**Material provided**:

>>>>>

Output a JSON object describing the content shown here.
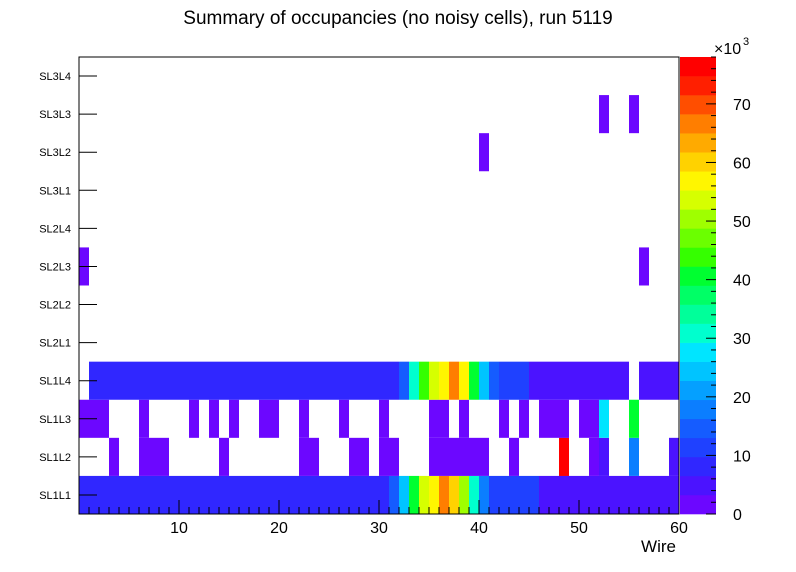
{
  "chart_data": {
    "type": "heatmap",
    "title": "Summary of occupancies (no noisy cells), run 5119",
    "xlabel": "Wire",
    "ylabel": "",
    "xlim": [
      0,
      60
    ],
    "x_ticks": [
      10,
      20,
      30,
      40,
      50,
      60
    ],
    "y_categories": [
      "SL1L1",
      "SL1L2",
      "SL1L3",
      "SL1L4",
      "SL2L1",
      "SL2L2",
      "SL2L3",
      "SL2L4",
      "SL3L1",
      "SL3L2",
      "SL3L3",
      "SL3L4"
    ],
    "z_range": [
      0,
      78000
    ],
    "z_multiplier_label": "×10",
    "z_multiplier_exponent": "3",
    "z_ticks": [
      0,
      10,
      20,
      30,
      40,
      50,
      60,
      70
    ],
    "palette": [
      "#6c07ff",
      "#4b13ff",
      "#3027ff",
      "#1f41ff",
      "#155cff",
      "#0b7eff",
      "#05a0ff",
      "#00c4ff",
      "#00e5ff",
      "#00ffce",
      "#00ff9a",
      "#00ff66",
      "#00ff30",
      "#35ff00",
      "#6bff00",
      "#9fff00",
      "#d6ff00",
      "#fff600",
      "#ffd200",
      "#ffaa00",
      "#ff7e00",
      "#ff4e00",
      "#ff1f00",
      "#ff0000"
    ],
    "rows": [
      {
        "name": "SL1L1",
        "cells": [
          [
            1,
            15,
            9000
          ],
          [
            16,
            16,
            7000
          ],
          [
            17,
            31,
            9000
          ],
          [
            32,
            32,
            16000
          ],
          [
            33,
            33,
            25000
          ],
          [
            34,
            34,
            40000
          ],
          [
            35,
            35,
            53000
          ],
          [
            36,
            36,
            58000
          ],
          [
            37,
            37,
            66000
          ],
          [
            38,
            38,
            60000
          ],
          [
            39,
            39,
            50000
          ],
          [
            40,
            40,
            30000
          ],
          [
            41,
            41,
            17000
          ],
          [
            42,
            46,
            10000
          ],
          [
            47,
            60,
            6000
          ]
        ]
      },
      {
        "name": "SL1L2",
        "cells": [
          [
            4,
            4,
            1000
          ],
          [
            7,
            9,
            1000
          ],
          [
            15,
            15,
            1000
          ],
          [
            23,
            24,
            1000
          ],
          [
            28,
            29,
            1000
          ],
          [
            31,
            32,
            1000
          ],
          [
            36,
            41,
            1000
          ],
          [
            44,
            44,
            1000
          ],
          [
            49,
            49,
            1000
          ],
          [
            49,
            49,
            78000
          ],
          [
            52,
            52,
            1000
          ],
          [
            53,
            53,
            4000
          ],
          [
            56,
            56,
            18000
          ],
          [
            60,
            60,
            5000
          ]
        ]
      },
      {
        "name": "SL1L3",
        "cells": [
          [
            1,
            3,
            1000
          ],
          [
            7,
            7,
            1000
          ],
          [
            12,
            12,
            1000
          ],
          [
            14,
            14,
            1000
          ],
          [
            16,
            16,
            1000
          ],
          [
            19,
            20,
            1000
          ],
          [
            23,
            23,
            1000
          ],
          [
            27,
            27,
            1000
          ],
          [
            31,
            31,
            1000
          ],
          [
            36,
            37,
            1000
          ],
          [
            39,
            39,
            1000
          ],
          [
            43,
            43,
            1000
          ],
          [
            45,
            45,
            1000
          ],
          [
            47,
            49,
            1000
          ],
          [
            51,
            52,
            1000
          ],
          [
            53,
            53,
            28000
          ],
          [
            56,
            56,
            40000
          ]
        ]
      },
      {
        "name": "SL1L4",
        "cells": [
          [
            2,
            10,
            9000
          ],
          [
            11,
            20,
            7000
          ],
          [
            21,
            32,
            9000
          ],
          [
            33,
            33,
            16000
          ],
          [
            34,
            34,
            30000
          ],
          [
            35,
            35,
            45000
          ],
          [
            36,
            36,
            55000
          ],
          [
            37,
            37,
            57000
          ],
          [
            38,
            38,
            66000
          ],
          [
            39,
            39,
            56000
          ],
          [
            40,
            40,
            42000
          ],
          [
            41,
            41,
            25000
          ],
          [
            42,
            42,
            16000
          ],
          [
            43,
            45,
            10000
          ],
          [
            46,
            55,
            5000
          ],
          [
            57,
            60,
            5000
          ]
        ]
      },
      {
        "name": "SL2L1",
        "cells": []
      },
      {
        "name": "SL2L2",
        "cells": []
      },
      {
        "name": "SL2L3",
        "cells": [
          [
            1,
            1,
            1000
          ],
          [
            57,
            57,
            1000
          ]
        ]
      },
      {
        "name": "SL2L4",
        "cells": []
      },
      {
        "name": "SL3L1",
        "cells": []
      },
      {
        "name": "SL3L2",
        "cells": [
          [
            41,
            41,
            1000
          ]
        ]
      },
      {
        "name": "SL3L3",
        "cells": [
          [
            53,
            53,
            1000
          ],
          [
            56,
            56,
            1000
          ]
        ]
      },
      {
        "name": "SL3L4",
        "cells": []
      }
    ]
  }
}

<<<<<

**Task goal**:
Write out the entries again word for word. Do not include the pictures.

**Solution to this problem**:
Output a JSON object describing the content shown here.
{
  "chart_data": {
    "type": "heatmap",
    "title": "Summary of occupancies (no noisy cells), run 5119",
    "xlabel": "Wire",
    "ylabel": "",
    "xlim": [
      0,
      60
    ],
    "x_ticks": [
      10,
      20,
      30,
      40,
      50,
      60
    ],
    "y_categories": [
      "SL1L1",
      "SL1L2",
      "SL1L3",
      "SL1L4",
      "SL2L1",
      "SL2L2",
      "SL2L3",
      "SL2L4",
      "SL3L1",
      "SL3L2",
      "SL3L3",
      "SL3L4"
    ],
    "z_range": [
      0,
      78000
    ],
    "z_multiplier_label": "×10",
    "z_multiplier_exponent": "3",
    "z_ticks": [
      0,
      10,
      20,
      30,
      40,
      50,
      60,
      70
    ],
    "palette": [
      "#6c07ff",
      "#4b13ff",
      "#3027ff",
      "#1f41ff",
      "#155cff",
      "#0b7eff",
      "#05a0ff",
      "#00c4ff",
      "#00e5ff",
      "#00ffce",
      "#00ff9a",
      "#00ff66",
      "#00ff30",
      "#35ff00",
      "#6bff00",
      "#9fff00",
      "#d6ff00",
      "#fff600",
      "#ffd200",
      "#ffaa00",
      "#ff7e00",
      "#ff4e00",
      "#ff1f00",
      "#ff0000"
    ],
    "rows": [
      {
        "name": "SL1L1",
        "cells": [
          [
            1,
            15,
            9000
          ],
          [
            16,
            16,
            7000
          ],
          [
            17,
            31,
            9000
          ],
          [
            32,
            32,
            16000
          ],
          [
            33,
            33,
            25000
          ],
          [
            34,
            34,
            40000
          ],
          [
            35,
            35,
            53000
          ],
          [
            36,
            36,
            58000
          ],
          [
            37,
            37,
            66000
          ],
          [
            38,
            38,
            60000
          ],
          [
            39,
            39,
            50000
          ],
          [
            40,
            40,
            30000
          ],
          [
            41,
            41,
            17000
          ],
          [
            42,
            46,
            10000
          ],
          [
            47,
            60,
            6000
          ]
        ]
      },
      {
        "name": "SL1L2",
        "cells": [
          [
            4,
            4,
            1000
          ],
          [
            7,
            9,
            1000
          ],
          [
            15,
            15,
            1000
          ],
          [
            23,
            24,
            1000
          ],
          [
            28,
            29,
            1000
          ],
          [
            31,
            32,
            1000
          ],
          [
            36,
            41,
            1000
          ],
          [
            44,
            44,
            1000
          ],
          [
            49,
            49,
            1000
          ],
          [
            49,
            49,
            78000
          ],
          [
            52,
            52,
            1000
          ],
          [
            53,
            53,
            4000
          ],
          [
            56,
            56,
            18000
          ],
          [
            60,
            60,
            5000
          ]
        ]
      },
      {
        "name": "SL1L3",
        "cells": [
          [
            1,
            3,
            1000
          ],
          [
            7,
            7,
            1000
          ],
          [
            12,
            12,
            1000
          ],
          [
            14,
            14,
            1000
          ],
          [
            16,
            16,
            1000
          ],
          [
            19,
            20,
            1000
          ],
          [
            23,
            23,
            1000
          ],
          [
            27,
            27,
            1000
          ],
          [
            31,
            31,
            1000
          ],
          [
            36,
            37,
            1000
          ],
          [
            39,
            39,
            1000
          ],
          [
            43,
            43,
            1000
          ],
          [
            45,
            45,
            1000
          ],
          [
            47,
            49,
            1000
          ],
          [
            51,
            52,
            1000
          ],
          [
            53,
            53,
            28000
          ],
          [
            56,
            56,
            40000
          ]
        ]
      },
      {
        "name": "SL1L4",
        "cells": [
          [
            2,
            10,
            9000
          ],
          [
            11,
            20,
            7000
          ],
          [
            21,
            32,
            9000
          ],
          [
            33,
            33,
            16000
          ],
          [
            34,
            34,
            30000
          ],
          [
            35,
            35,
            45000
          ],
          [
            36,
            36,
            55000
          ],
          [
            37,
            37,
            57000
          ],
          [
            38,
            38,
            66000
          ],
          [
            39,
            39,
            56000
          ],
          [
            40,
            40,
            42000
          ],
          [
            41,
            41,
            25000
          ],
          [
            42,
            42,
            16000
          ],
          [
            43,
            45,
            10000
          ],
          [
            46,
            55,
            5000
          ],
          [
            57,
            60,
            5000
          ]
        ]
      },
      {
        "name": "SL2L1",
        "cells": []
      },
      {
        "name": "SL2L2",
        "cells": []
      },
      {
        "name": "SL2L3",
        "cells": [
          [
            1,
            1,
            1000
          ],
          [
            57,
            57,
            1000
          ]
        ]
      },
      {
        "name": "SL2L4",
        "cells": []
      },
      {
        "name": "SL3L1",
        "cells": []
      },
      {
        "name": "SL3L2",
        "cells": [
          [
            41,
            41,
            1000
          ]
        ]
      },
      {
        "name": "SL3L3",
        "cells": [
          [
            53,
            53,
            1000
          ],
          [
            56,
            56,
            1000
          ]
        ]
      },
      {
        "name": "SL3L4",
        "cells": []
      }
    ]
  }
}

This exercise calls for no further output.